**Exercise**
Word for word, retype every entry in the listing.

[Stored data]
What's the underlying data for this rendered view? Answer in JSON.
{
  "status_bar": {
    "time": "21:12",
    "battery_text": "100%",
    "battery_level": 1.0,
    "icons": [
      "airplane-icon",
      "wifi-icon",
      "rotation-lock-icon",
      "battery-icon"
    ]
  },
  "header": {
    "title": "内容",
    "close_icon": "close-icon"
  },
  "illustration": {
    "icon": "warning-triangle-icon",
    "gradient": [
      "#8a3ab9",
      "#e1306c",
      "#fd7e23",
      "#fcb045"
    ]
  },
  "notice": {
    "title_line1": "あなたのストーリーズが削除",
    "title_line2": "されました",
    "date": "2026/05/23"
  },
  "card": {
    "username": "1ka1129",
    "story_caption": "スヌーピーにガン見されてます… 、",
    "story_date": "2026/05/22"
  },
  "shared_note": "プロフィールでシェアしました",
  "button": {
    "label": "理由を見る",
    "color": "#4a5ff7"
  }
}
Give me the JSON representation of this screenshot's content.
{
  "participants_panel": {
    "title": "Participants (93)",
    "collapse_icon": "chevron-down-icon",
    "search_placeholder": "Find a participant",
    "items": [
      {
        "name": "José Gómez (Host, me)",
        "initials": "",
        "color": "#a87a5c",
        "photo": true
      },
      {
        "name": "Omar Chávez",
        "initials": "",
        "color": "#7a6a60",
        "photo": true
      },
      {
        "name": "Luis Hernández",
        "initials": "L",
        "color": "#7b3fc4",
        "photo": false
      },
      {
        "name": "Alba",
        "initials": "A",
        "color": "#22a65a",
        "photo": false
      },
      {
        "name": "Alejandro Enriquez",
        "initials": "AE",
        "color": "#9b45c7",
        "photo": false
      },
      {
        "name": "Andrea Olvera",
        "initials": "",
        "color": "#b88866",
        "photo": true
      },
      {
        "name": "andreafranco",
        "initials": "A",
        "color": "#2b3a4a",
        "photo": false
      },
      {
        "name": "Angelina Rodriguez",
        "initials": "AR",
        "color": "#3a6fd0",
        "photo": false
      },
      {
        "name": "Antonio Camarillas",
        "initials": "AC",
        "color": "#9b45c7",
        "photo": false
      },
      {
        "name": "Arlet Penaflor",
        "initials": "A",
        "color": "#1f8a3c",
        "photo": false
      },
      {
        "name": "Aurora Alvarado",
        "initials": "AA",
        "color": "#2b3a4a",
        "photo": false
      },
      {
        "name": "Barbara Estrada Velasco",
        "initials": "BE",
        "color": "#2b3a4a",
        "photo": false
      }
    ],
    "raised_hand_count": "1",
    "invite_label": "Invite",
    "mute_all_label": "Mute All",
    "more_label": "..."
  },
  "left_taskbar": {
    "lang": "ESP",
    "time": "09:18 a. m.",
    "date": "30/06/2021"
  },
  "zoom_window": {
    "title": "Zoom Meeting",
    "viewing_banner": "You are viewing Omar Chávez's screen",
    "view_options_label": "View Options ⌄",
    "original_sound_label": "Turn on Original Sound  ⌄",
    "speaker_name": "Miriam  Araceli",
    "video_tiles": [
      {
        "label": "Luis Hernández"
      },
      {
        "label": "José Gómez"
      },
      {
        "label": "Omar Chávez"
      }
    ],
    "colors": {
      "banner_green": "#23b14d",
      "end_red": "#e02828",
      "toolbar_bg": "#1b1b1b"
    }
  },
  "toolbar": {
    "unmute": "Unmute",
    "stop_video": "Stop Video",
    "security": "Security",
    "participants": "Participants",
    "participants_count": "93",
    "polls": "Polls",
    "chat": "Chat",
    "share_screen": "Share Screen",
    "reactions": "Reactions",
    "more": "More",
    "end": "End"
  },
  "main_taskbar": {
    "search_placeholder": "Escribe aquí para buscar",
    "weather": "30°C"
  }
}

**Problem solution**
What's the underlying data for this rendered view? Answer in JSON.
{
  "status_bar": {
    "time": "21:12",
    "battery_text": "100%",
    "battery_level": 1.0,
    "icons": [
      "airplane-icon",
      "wifi-icon",
      "rotation-lock-icon",
      "battery-icon"
    ]
  },
  "header": {
    "title": "内容",
    "close_icon": "close-icon"
  },
  "illustration": {
    "icon": "warning-triangle-icon",
    "gradient": [
      "#8a3ab9",
      "#e1306c",
      "#fd7e23",
      "#fcb045"
    ]
  },
  "notice": {
    "title_line1": "あなたのストーリーズが削除",
    "title_line2": "されました",
    "date": "2026/05/23"
  },
  "card": {
    "username": "1ka1129",
    "story_caption": "スヌーピーにガン見されてます… 、",
    "story_date": "2026/05/22"
  },
  "shared_note": "プロフィールでシェアしました",
  "button": {
    "label": "理由を見る",
    "color": "#4a5ff7"
  }
}
Give me the JSON representation of this screenshot's content.
{
  "participants_panel": {
    "title": "Participants (93)",
    "collapse_icon": "chevron-down-icon",
    "search_placeholder": "Find a participant",
    "items": [
      {
        "name": "José Gómez (Host, me)",
        "initials": "",
        "color": "#a87a5c",
        "photo": true
      },
      {
        "name": "Omar Chávez",
        "initials": "",
        "color": "#7a6a60",
        "photo": true
      },
      {
        "name": "Luis Hernández",
        "initials": "L",
        "color": "#7b3fc4",
        "photo": false
      },
      {
        "name": "Alba",
        "initials": "A",
        "color": "#22a65a",
        "photo": false
      },
      {
        "name": "Alejandro Enriquez",
        "initials": "AE",
        "color": "#9b45c7",
        "photo": false
      },
      {
        "name": "Andrea Olvera",
        "initials": "",
        "color": "#b88866",
        "photo": true
      },
      {
        "name": "andreafranco",
        "initials": "A",
        "color": "#2b3a4a",
        "photo": false
      },
      {
        "name": "Angelina Rodriguez",
        "initials": "AR",
        "color": "#3a6fd0",
        "photo": false
      },
      {
        "name": "Antonio Camarillas",
        "initials": "AC",
        "color": "#9b45c7",
        "photo": false
      },
      {
        "name": "Arlet Penaflor",
        "initials": "A",
        "color": "#1f8a3c",
        "photo": false
      },
      {
        "name": "Aurora Alvarado",
        "initials": "AA",
        "color": "#2b3a4a",
        "photo": false
      },
      {
        "name": "Barbara Estrada Velasco",
        "initials": "BE",
        "color": "#2b3a4a",
        "photo": false
      }
    ],
    "raised_hand_count": "1",
    "invite_label": "Invite",
    "mute_all_label": "Mute All",
    "more_label": "..."
  },
  "left_taskbar": {
    "lang": "ESP",
    "time": "09:18 a. m.",
    "date": "30/06/2021"
  },
  "zoom_window": {
    "title": "Zoom Meeting",
    "viewing_banner": "You are viewing Omar Chávez's screen",
    "view_options_label": "View Options ⌄",
    "original_sound_label": "Turn on Original Sound  ⌄",
    "speaker_name": "Miriam  Araceli",
    "video_tiles": [
      {
        "label": "Luis Hernández"
      },
      {
        "label": "José Gómez"
      },
      {
        "label": "Omar Chávez"
      }
    ],
    "colors": {
      "banner_green": "#23b14d",
      "end_red": "#e02828",
      "toolbar_bg": "#1b1b1b"
    }
  },
  "toolbar": {
    "unmute": "Unmute",
    "stop_video": "Stop Video",
    "security": "Security",
    "participants": "Participants",
    "participants_count": "93",
    "polls": "Polls",
    "chat": "Chat",
    "share_screen": "Share Screen",
    "reactions": "Reactions",
    "more": "More",
    "end": "End"
  },
  "main_taskbar": {
    "search_placeholder": "Escribe aquí para buscar",
    "weather": "30°C"
  }
}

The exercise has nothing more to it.